Goal
Print the records below exactly as they appear.

▬▬▬▬▬▬▬▬▬▬

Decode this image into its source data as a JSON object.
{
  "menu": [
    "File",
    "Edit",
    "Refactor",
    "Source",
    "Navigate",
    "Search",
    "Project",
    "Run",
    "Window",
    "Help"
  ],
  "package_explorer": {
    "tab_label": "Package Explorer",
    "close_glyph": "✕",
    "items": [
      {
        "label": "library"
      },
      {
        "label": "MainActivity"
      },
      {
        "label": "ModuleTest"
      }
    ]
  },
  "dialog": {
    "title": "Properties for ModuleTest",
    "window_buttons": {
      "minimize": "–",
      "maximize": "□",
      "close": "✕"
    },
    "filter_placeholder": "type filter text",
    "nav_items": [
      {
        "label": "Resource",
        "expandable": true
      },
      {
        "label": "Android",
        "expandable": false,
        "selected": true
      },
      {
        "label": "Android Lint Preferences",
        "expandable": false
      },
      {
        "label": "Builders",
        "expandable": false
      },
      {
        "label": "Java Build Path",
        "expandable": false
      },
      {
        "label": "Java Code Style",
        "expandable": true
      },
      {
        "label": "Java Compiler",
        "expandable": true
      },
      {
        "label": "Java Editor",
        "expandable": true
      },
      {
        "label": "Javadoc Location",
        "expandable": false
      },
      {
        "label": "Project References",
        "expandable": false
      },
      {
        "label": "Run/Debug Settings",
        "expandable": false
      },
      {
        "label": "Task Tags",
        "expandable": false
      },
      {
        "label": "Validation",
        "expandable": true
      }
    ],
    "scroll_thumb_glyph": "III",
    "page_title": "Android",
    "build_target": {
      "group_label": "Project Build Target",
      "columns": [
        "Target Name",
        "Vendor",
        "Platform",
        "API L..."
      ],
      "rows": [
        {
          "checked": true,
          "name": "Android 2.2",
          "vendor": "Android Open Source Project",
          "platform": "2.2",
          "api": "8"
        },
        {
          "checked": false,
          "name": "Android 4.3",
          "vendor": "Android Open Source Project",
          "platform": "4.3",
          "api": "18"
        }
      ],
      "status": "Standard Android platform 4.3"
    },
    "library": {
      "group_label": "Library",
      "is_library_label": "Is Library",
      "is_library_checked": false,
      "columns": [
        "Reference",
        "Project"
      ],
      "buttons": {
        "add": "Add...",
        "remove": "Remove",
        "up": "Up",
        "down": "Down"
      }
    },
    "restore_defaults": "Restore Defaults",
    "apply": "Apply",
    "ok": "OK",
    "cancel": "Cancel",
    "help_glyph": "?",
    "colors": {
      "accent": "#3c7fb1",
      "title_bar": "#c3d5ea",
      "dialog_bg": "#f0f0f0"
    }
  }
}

▬▬▬▬▬▬▬▬▬▬

Answer below
Decode this image into its source data as a JSON object.
{
  "menu": [
    "File",
    "Edit",
    "Refactor",
    "Source",
    "Navigate",
    "Search",
    "Project",
    "Run",
    "Window",
    "Help"
  ],
  "package_explorer": {
    "tab_label": "Package Explorer",
    "close_glyph": "✕",
    "items": [
      {
        "label": "library"
      },
      {
        "label": "MainActivity"
      },
      {
        "label": "ModuleTest"
      }
    ]
  },
  "dialog": {
    "title": "Properties for ModuleTest",
    "window_buttons": {
      "minimize": "–",
      "maximize": "□",
      "close": "✕"
    },
    "filter_placeholder": "type filter text",
    "nav_items": [
      {
        "label": "Resource",
        "expandable": true
      },
      {
        "label": "Android",
        "expandable": false,
        "selected": true
      },
      {
        "label": "Android Lint Preferences",
        "expandable": false
      },
      {
        "label": "Builders",
        "expandable": false
      },
      {
        "label": "Java Build Path",
        "expandable": false
      },
      {
        "label": "Java Code Style",
        "expandable": true
      },
      {
        "label": "Java Compiler",
        "expandable": true
      },
      {
        "label": "Java Editor",
        "expandable": true
      },
      {
        "label": "Javadoc Location",
        "expandable": false
      },
      {
        "label": "Project References",
        "expandable": false
      },
      {
        "label": "Run/Debug Settings",
        "expandable": false
      },
      {
        "label": "Task Tags",
        "expandable": false
      },
      {
        "label": "Validation",
        "expandable": true
      }
    ],
    "scroll_thumb_glyph": "III",
    "page_title": "Android",
    "build_target": {
      "group_label": "Project Build Target",
      "columns": [
        "Target Name",
        "Vendor",
        "Platform",
        "API L..."
      ],
      "rows": [
        {
          "checked": true,
          "name": "Android 2.2",
          "vendor": "Android Open Source Project",
          "platform": "2.2",
          "api": "8"
        },
        {
          "checked": false,
          "name": "Android 4.3",
          "vendor": "Android Open Source Project",
          "platform": "4.3",
          "api": "18"
        }
      ],
      "status": "Standard Android platform 4.3"
    },
    "library": {
      "group_label": "Library",
      "is_library_label": "Is Library",
      "is_library_checked": false,
      "columns": [
        "Reference",
        "Project"
      ],
      "buttons": {
        "add": "Add...",
        "remove": "Remove",
        "up": "Up",
        "down": "Down"
      }
    },
    "restore_defaults": "Restore Defaults",
    "apply": "Apply",
    "ok": "OK",
    "cancel": "Cancel",
    "help_glyph": "?",
    "colors": {
      "accent": "#3c7fb1",
      "title_bar": "#c3d5ea",
      "dialog_bg": "#f0f0f0"
    }
  }
}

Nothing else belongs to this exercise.